■ **DATASET**
· · · · ·

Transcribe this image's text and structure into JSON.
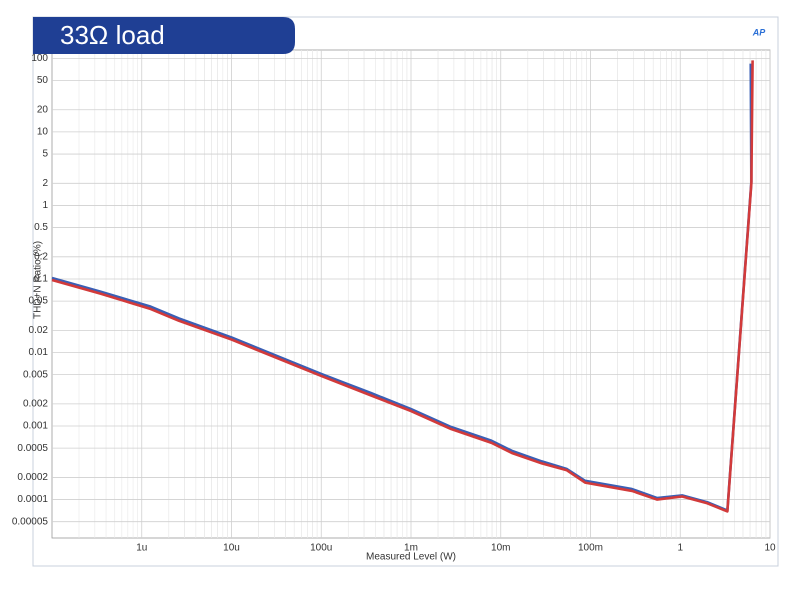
{
  "chart_data": {
    "type": "line",
    "title": "33Ω load",
    "x_label": "Measured Level (W)",
    "y_label": "THD+N Ratio (%)",
    "x_log": true,
    "y_log": true,
    "grid": true,
    "xlim": [
      1e-07,
      10
    ],
    "ylim": [
      3e-05,
      130
    ],
    "xticks": [
      {
        "value": 1e-06,
        "label": "1u"
      },
      {
        "value": 1e-05,
        "label": "10u"
      },
      {
        "value": 0.0001,
        "label": "100u"
      },
      {
        "value": 0.001,
        "label": "1m"
      },
      {
        "value": 0.01,
        "label": "10m"
      },
      {
        "value": 0.1,
        "label": "100m"
      },
      1,
      10
    ],
    "yticks": [
      100,
      50,
      20,
      10,
      5,
      2,
      1,
      0.5,
      0.2,
      0.1,
      0.05,
      0.02,
      0.01,
      0.005,
      0.002,
      0.001,
      0.0005,
      0.0002,
      0.0001,
      5e-05
    ],
    "series": [
      {
        "color": "#3a5fb5",
        "x": [
          1e-07,
          3.5e-07,
          1.26e-06,
          2.6e-06,
          1e-05,
          0.0001,
          0.00036,
          0.001,
          0.0028,
          0.0079,
          0.0133,
          0.0287,
          0.0546,
          0.087,
          0.29,
          0.55,
          1.05,
          2.0,
          3.35,
          6.2,
          6.1
        ],
        "values": [
          0.103,
          0.067,
          0.042,
          0.029,
          0.016,
          0.0051,
          0.0028,
          0.0017,
          0.00097,
          0.00063,
          0.00046,
          0.00033,
          0.00026,
          0.00018,
          0.000139,
          0.000105,
          0.000114,
          9.2e-05,
          7.1e-05,
          2.1,
          85
        ]
      },
      {
        "color": "#d23a3a",
        "x": [
          1e-07,
          3.5e-07,
          1.26e-06,
          2.6e-06,
          1e-05,
          0.0001,
          0.00036,
          0.001,
          0.0028,
          0.0079,
          0.0133,
          0.0287,
          0.0546,
          0.087,
          0.29,
          0.55,
          1.05,
          2.0,
          3.35,
          6.2,
          6.4
        ],
        "values": [
          0.097,
          0.063,
          0.039,
          0.027,
          0.015,
          0.0048,
          0.0026,
          0.0016,
          0.00091,
          0.00059,
          0.00043,
          0.00031,
          0.00025,
          0.00017,
          0.000131,
          0.0001,
          0.00011,
          8.9e-05,
          6.9e-05,
          2.0,
          94
        ]
      }
    ]
  }
}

· · · · ·

Restate the entire listing word for word, excluding pictures.

Transcribe this image's text and structure into JSON.
{
  "chart_data": {
    "type": "line",
    "title": "33Ω load",
    "x_label": "Measured Level (W)",
    "y_label": "THD+N Ratio (%)",
    "x_log": true,
    "y_log": true,
    "grid": true,
    "xlim": [
      1e-07,
      10
    ],
    "ylim": [
      3e-05,
      130
    ],
    "xticks": [
      {
        "value": 1e-06,
        "label": "1u"
      },
      {
        "value": 1e-05,
        "label": "10u"
      },
      {
        "value": 0.0001,
        "label": "100u"
      },
      {
        "value": 0.001,
        "label": "1m"
      },
      {
        "value": 0.01,
        "label": "10m"
      },
      {
        "value": 0.1,
        "label": "100m"
      },
      1,
      10
    ],
    "yticks": [
      100,
      50,
      20,
      10,
      5,
      2,
      1,
      0.5,
      0.2,
      0.1,
      0.05,
      0.02,
      0.01,
      0.005,
      0.002,
      0.001,
      0.0005,
      0.0002,
      0.0001,
      5e-05
    ],
    "series": [
      {
        "color": "#3a5fb5",
        "x": [
          1e-07,
          3.5e-07,
          1.26e-06,
          2.6e-06,
          1e-05,
          0.0001,
          0.00036,
          0.001,
          0.0028,
          0.0079,
          0.0133,
          0.0287,
          0.0546,
          0.087,
          0.29,
          0.55,
          1.05,
          2.0,
          3.35,
          6.2,
          6.1
        ],
        "values": [
          0.103,
          0.067,
          0.042,
          0.029,
          0.016,
          0.0051,
          0.0028,
          0.0017,
          0.00097,
          0.00063,
          0.00046,
          0.00033,
          0.00026,
          0.00018,
          0.000139,
          0.000105,
          0.000114,
          9.2e-05,
          7.1e-05,
          2.1,
          85
        ]
      },
      {
        "color": "#d23a3a",
        "x": [
          1e-07,
          3.5e-07,
          1.26e-06,
          2.6e-06,
          1e-05,
          0.0001,
          0.00036,
          0.001,
          0.0028,
          0.0079,
          0.0133,
          0.0287,
          0.0546,
          0.087,
          0.29,
          0.55,
          1.05,
          2.0,
          3.35,
          6.2,
          6.4
        ],
        "values": [
          0.097,
          0.063,
          0.039,
          0.027,
          0.015,
          0.0048,
          0.0026,
          0.0016,
          0.00091,
          0.00059,
          0.00043,
          0.00031,
          0.00025,
          0.00017,
          0.000131,
          0.0001,
          0.00011,
          8.9e-05,
          6.9e-05,
          2.0,
          94
        ]
      }
    ]
  }
}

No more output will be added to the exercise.